* AIM *
Find each line containing the word "ylabel" and report how many there are. Add nothing else.
== SOURCE DATA ==
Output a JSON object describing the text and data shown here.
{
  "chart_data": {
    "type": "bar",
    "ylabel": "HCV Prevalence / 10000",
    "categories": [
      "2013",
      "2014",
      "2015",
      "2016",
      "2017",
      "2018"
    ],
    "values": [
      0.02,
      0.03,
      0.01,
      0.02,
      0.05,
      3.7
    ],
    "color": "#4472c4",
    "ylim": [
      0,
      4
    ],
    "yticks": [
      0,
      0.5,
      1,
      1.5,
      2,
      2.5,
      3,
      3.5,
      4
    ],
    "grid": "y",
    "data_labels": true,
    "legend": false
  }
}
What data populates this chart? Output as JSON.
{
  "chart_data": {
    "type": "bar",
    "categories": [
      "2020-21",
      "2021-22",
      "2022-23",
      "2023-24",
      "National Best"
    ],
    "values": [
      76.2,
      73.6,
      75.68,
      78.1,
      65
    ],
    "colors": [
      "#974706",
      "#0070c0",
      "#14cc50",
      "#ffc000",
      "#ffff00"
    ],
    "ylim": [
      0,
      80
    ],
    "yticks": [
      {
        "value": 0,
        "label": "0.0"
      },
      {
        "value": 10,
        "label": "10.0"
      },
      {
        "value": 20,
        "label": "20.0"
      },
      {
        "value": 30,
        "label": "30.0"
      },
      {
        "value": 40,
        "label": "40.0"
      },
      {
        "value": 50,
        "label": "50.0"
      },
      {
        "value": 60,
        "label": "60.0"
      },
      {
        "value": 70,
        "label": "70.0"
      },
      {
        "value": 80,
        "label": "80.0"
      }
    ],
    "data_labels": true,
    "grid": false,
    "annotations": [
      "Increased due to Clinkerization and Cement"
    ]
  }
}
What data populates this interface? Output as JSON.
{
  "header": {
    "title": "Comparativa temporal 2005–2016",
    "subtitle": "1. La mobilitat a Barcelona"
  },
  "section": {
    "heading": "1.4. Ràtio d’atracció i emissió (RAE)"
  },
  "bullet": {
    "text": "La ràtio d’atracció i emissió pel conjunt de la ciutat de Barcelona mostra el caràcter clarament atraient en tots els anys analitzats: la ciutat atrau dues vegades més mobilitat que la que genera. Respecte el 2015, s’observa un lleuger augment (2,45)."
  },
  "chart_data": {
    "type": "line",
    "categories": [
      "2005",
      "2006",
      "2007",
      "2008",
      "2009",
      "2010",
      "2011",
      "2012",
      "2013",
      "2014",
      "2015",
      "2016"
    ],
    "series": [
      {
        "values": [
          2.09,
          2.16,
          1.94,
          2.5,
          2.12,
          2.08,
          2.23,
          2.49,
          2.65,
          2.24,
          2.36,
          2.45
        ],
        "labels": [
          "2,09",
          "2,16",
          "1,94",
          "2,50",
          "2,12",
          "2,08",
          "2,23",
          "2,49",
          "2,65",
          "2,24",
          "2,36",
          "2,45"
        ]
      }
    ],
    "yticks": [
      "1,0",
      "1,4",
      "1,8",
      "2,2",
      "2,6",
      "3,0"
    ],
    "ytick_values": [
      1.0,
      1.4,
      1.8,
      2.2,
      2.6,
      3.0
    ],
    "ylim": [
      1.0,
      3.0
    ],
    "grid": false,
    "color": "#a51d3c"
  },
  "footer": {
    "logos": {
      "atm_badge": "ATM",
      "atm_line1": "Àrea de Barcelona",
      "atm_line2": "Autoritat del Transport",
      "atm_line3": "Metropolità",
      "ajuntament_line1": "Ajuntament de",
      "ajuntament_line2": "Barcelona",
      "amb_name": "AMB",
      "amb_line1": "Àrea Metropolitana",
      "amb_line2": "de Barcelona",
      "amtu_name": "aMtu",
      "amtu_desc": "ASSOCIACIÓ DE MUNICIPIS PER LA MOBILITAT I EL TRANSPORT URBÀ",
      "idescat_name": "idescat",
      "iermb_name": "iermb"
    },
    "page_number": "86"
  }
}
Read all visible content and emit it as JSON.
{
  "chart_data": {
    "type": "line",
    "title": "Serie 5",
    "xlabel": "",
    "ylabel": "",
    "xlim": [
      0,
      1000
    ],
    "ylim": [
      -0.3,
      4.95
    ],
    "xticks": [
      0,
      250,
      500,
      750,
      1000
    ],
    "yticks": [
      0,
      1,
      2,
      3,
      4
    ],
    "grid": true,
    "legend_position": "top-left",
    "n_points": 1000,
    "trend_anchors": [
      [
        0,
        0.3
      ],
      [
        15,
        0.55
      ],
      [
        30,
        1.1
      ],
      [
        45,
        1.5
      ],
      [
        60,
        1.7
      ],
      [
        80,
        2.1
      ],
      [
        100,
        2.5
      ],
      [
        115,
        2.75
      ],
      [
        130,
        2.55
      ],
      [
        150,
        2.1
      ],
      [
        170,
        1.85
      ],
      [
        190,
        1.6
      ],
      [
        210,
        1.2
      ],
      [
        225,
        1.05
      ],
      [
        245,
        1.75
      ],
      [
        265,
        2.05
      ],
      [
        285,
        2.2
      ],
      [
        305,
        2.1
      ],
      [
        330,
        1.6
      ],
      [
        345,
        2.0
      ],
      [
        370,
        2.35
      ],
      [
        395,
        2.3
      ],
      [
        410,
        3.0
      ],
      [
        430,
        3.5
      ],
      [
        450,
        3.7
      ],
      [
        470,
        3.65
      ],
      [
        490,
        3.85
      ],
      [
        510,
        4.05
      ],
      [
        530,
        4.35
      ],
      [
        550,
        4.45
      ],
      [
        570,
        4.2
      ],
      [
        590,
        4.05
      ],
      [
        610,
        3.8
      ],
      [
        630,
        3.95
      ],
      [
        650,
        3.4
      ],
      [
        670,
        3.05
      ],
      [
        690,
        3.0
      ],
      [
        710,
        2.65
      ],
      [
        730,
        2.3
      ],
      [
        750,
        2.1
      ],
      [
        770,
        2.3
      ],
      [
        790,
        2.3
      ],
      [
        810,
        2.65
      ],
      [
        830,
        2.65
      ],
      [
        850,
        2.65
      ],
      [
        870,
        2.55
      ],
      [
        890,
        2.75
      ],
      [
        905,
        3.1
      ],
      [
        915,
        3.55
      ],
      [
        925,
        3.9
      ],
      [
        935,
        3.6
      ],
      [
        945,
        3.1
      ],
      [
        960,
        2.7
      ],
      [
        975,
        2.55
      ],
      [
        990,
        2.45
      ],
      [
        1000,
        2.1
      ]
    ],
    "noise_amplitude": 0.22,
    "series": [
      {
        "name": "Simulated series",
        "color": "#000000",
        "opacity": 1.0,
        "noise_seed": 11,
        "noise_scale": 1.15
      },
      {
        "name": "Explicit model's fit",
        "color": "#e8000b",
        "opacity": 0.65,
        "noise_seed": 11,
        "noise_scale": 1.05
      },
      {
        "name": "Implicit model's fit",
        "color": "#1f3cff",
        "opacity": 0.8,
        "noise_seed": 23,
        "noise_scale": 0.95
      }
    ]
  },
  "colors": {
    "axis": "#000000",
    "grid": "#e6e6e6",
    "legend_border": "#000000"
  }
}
===
* EXERCISE RESPONSE *
2